Stated problem:
Give back each entry unchanged, minus pictures.

Data supplied:
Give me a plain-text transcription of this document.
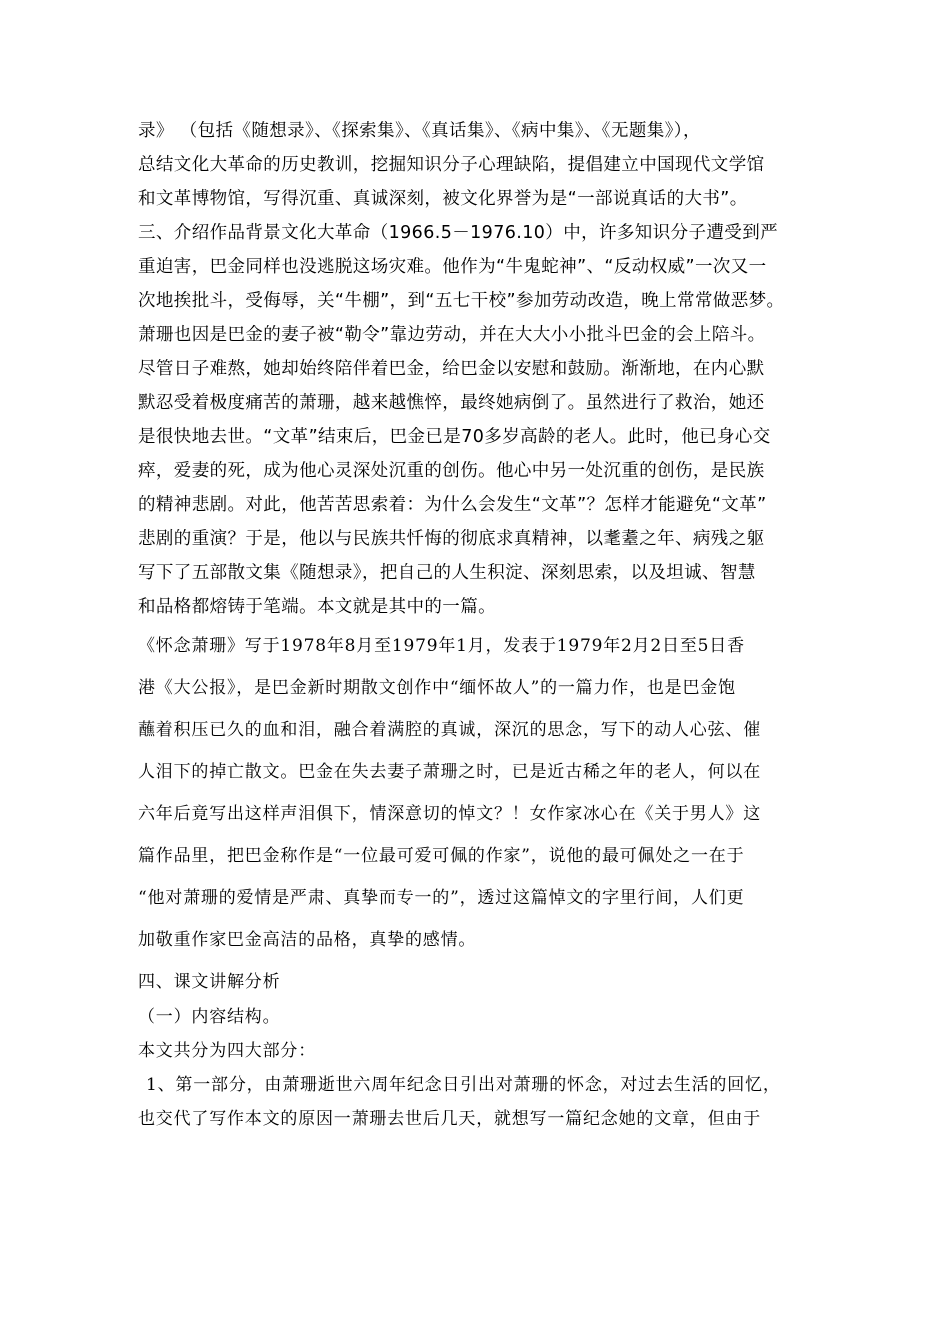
录》 （包括《随想录》、《探索集》、《真话集》、《病中集》、《无题集》），
总结文化大革命的历史教训，挖掘知识分子心理缺陷，提倡建立中国现代文学馆
和文革博物馆，写得沉重、真诚深刻，被文化界誉为是“一部说真话的大书”。
三、介绍作品背景文化大革命（1966.5－1976.10）中，许多知识分子遭受到严
重迫害，巴金同样也没逃脱这场灾难。他作为“牛鬼蛇神”、“反动权威”一次又一
次地挨批斗，受侮辱，关“牛棚”，到“五七干校”参加劳动改造，晚上常常做恶梦。
萧珊也因是巴金的妻子被“勒令”靠边劳动，并在大大小小批斗巴金的会上陪斗。
尽管日子难熬，她却始终陪伴着巴金，给巴金以安慰和鼓励。渐渐地，在内心默
默忍受着极度痛苦的萧珊，越来越憔悴，最终她病倒了。虽然进行了救治，她还
是很快地去世。“文革”结束后，巴金已是70多岁高龄的老人。此时，他已身心交
瘁，爱妻的死，成为他心灵深处沉重的创伤。他心中另一处沉重的创伤，是民族
的精神悲剧。对此，他苦苦思索着：为什么会发生“文革”？怎样才能避免“文革”
悲剧的重演？于是，他以与民族共忏悔的彻底求真精神，以耄耋之年、病残之躯
写下了五部散文集《随想录》，把自己的人生积淀、深刻思索，以及坦诚、智慧
和品格都熔铸于笔端。本文就是其中的一篇。
《怀念萧珊》写于1978年8月至1979年1月，发表于1979年2月2日至5日香
港《大公报》，是巴金新时期散文创作中“缅怀故人”的一篇力作，也是巴金饱
蘸着积压已久的血和泪，融合着满腔的真诚，深沉的思念，写下的动人心弦、催
人泪下的掉亡散文。巴金在失去妻子萧珊之时，已是近古稀之年的老人，何以在
六年后竟写出这样声泪俱下，情深意切的悼文？！女作家冰心在《关于男人》这
篇作品里，把巴金称作是“一位最可爱可佩的作家”，说他的最可佩处之一在于
“他对萧珊的爱情是严肃、真挚而专一的”，透过这篇悼文的字里行间，人们更
加敬重作家巴金高洁的品格，真挚的感情。
四、课文讲解分析
（一）内容结构。
本文共分为四大部分：
1、第一部分，由萧珊逝世六周年纪念日引出对萧珊的怀念，对过去生活的回忆，
也交代了写作本文的原因一萧珊去世后几天，就想写一篇纪念她的文章，但由于
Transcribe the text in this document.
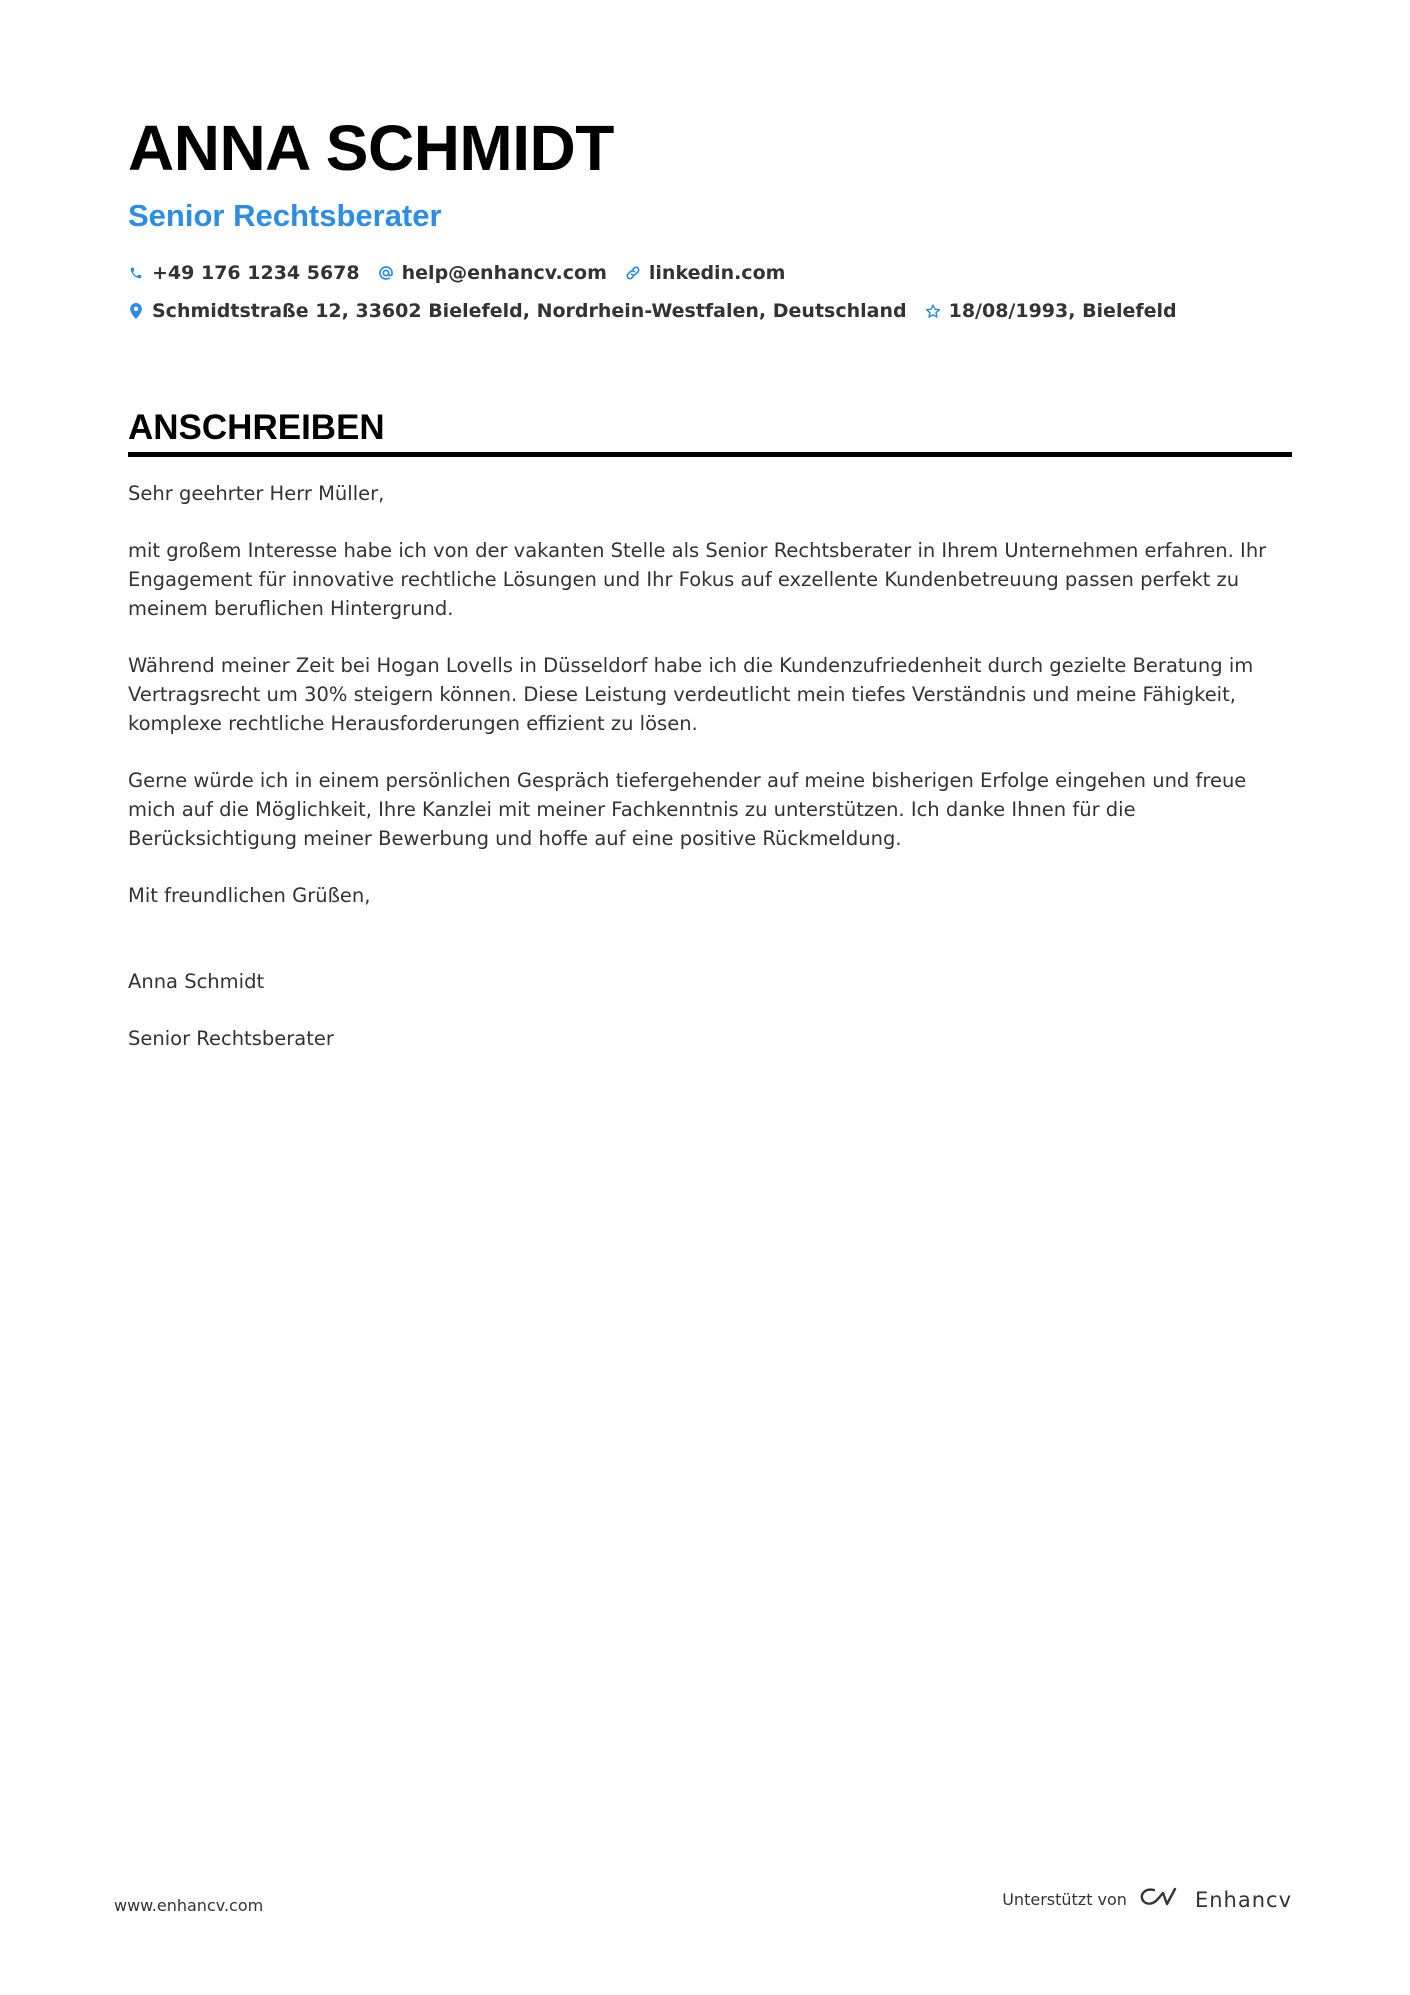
ANNA SCHMIDT
Senior Rechtsberater
+49 176 1234 5678 help@enhancv.com linkedin.com
Schmidtstraße 12, 33602 Bielefeld, Nordrhein-Westfalen, Deutschland 18/08/1993, Bielefeld
ANSCHREIBEN

Sehr geehrter Herr Müller,

mit großem Interesse habe ich von der vakanten Stelle als Senior Rechtsberater in Ihrem Unternehmen erfahren. Ihr Engagement für innovative rechtliche Lösungen und Ihr Fokus auf exzellente Kundenbetreuung passen perfekt zu meinem beruflichen Hintergrund.

Während meiner Zeit bei Hogan Lovells in Düsseldorf habe ich die Kundenzufriedenheit durch gezielte Beratung im Vertragsrecht um 30% steigern können. Diese Leistung verdeutlicht mein tiefes Verständnis und meine Fähigkeit, komplexe rechtliche Herausforderungen effizient zu lösen.

Gerne würde ich in einem persönlichen Gespräch tiefergehender auf meine bisherigen Erfolge eingehen und freue mich auf die Möglichkeit, Ihre Kanzlei mit meiner Fachkenntnis zu unterstützen. Ich danke Ihnen für die Berücksichtigung meiner Bewerbung und hoffe auf eine positive Rückmeldung.

Mit freundlichen Grüßen,

Anna Schmidt

Senior Rechtsberater

www.enhancv.com	Unterstützt von	Enhancv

The output:
Give me a plain-text transcription of this document.
录》 （包括《随想录》、《探索集》、《真话集》、《病中集》、《无题集》），
总结文化大革命的历史教训，挖掘知识分子心理缺陷，提倡建立中国现代文学馆
和文革博物馆，写得沉重、真诚深刻，被文化界誉为是“一部说真话的大书”。
三、介绍作品背景文化大革命（1966.5－1976.10）中，许多知识分子遭受到严
重迫害，巴金同样也没逃脱这场灾难。他作为“牛鬼蛇神”、“反动权威”一次又一
次地挨批斗，受侮辱，关“牛棚”，到“五七干校”参加劳动改造，晚上常常做恶梦。
萧珊也因是巴金的妻子被“勒令”靠边劳动，并在大大小小批斗巴金的会上陪斗。
尽管日子难熬，她却始终陪伴着巴金，给巴金以安慰和鼓励。渐渐地，在内心默
默忍受着极度痛苦的萧珊，越来越憔悴，最终她病倒了。虽然进行了救治，她还
是很快地去世。“文革”结束后，巴金已是70多岁高龄的老人。此时，他已身心交
瘁，爱妻的死，成为他心灵深处沉重的创伤。他心中另一处沉重的创伤，是民族
的精神悲剧。对此，他苦苦思索着：为什么会发生“文革”？怎样才能避免“文革”
悲剧的重演？于是，他以与民族共忏悔的彻底求真精神，以耄耋之年、病残之躯
写下了五部散文集《随想录》，把自己的人生积淀、深刻思索，以及坦诚、智慧
和品格都熔铸于笔端。本文就是其中的一篇。
《怀念萧珊》写于1978年8月至1979年1月，发表于1979年2月2日至5日香
港《大公报》，是巴金新时期散文创作中“缅怀故人”的一篇力作，也是巴金饱
蘸着积压已久的血和泪，融合着满腔的真诚，深沉的思念，写下的动人心弦、催
人泪下的掉亡散文。巴金在失去妻子萧珊之时，已是近古稀之年的老人，何以在
六年后竟写出这样声泪俱下，情深意切的悼文？！女作家冰心在《关于男人》这
篇作品里，把巴金称作是“一位最可爱可佩的作家”，说他的最可佩处之一在于
“他对萧珊的爱情是严肃、真挚而专一的”，透过这篇悼文的字里行间，人们更
加敬重作家巴金高洁的品格，真挚的感情。
四、课文讲解分析
（一）内容结构。
本文共分为四大部分：
1、第一部分，由萧珊逝世六周年纪念日引出对萧珊的怀念，对过去生活的回忆，
也交代了写作本文的原因一萧珊去世后几天，就想写一篇纪念她的文章，但由于
Transcribe the text in this document.
ANNA SCHMIDT
Senior Rechtsberater
+49 176 1234 5678 help@enhancv.com linkedin.com
Schmidtstraße 12, 33602 Bielefeld, Nordrhein-Westfalen, Deutschland 18/08/1993, Bielefeld
ANSCHREIBEN

Sehr geehrter Herr Müller,

mit großem Interesse habe ich von der vakanten Stelle als Senior Rechtsberater in Ihrem Unternehmen erfahren. Ihr Engagement für innovative rechtliche Lösungen und Ihr Fokus auf exzellente Kundenbetreuung passen perfekt zu meinem beruflichen Hintergrund.

Während meiner Zeit bei Hogan Lovells in Düsseldorf habe ich die Kundenzufriedenheit durch gezielte Beratung im Vertragsrecht um 30% steigern können. Diese Leistung verdeutlicht mein tiefes Verständnis und meine Fähigkeit, komplexe rechtliche Herausforderungen effizient zu lösen.

Gerne würde ich in einem persönlichen Gespräch tiefergehender auf meine bisherigen Erfolge eingehen und freue mich auf die Möglichkeit, Ihre Kanzlei mit meiner Fachkenntnis zu unterstützen. Ich danke Ihnen für die Berücksichtigung meiner Bewerbung und hoffe auf eine positive Rückmeldung.

Mit freundlichen Grüßen,

Anna Schmidt

Senior Rechtsberater

www.enhancv.com	Unterstützt von	Enhancv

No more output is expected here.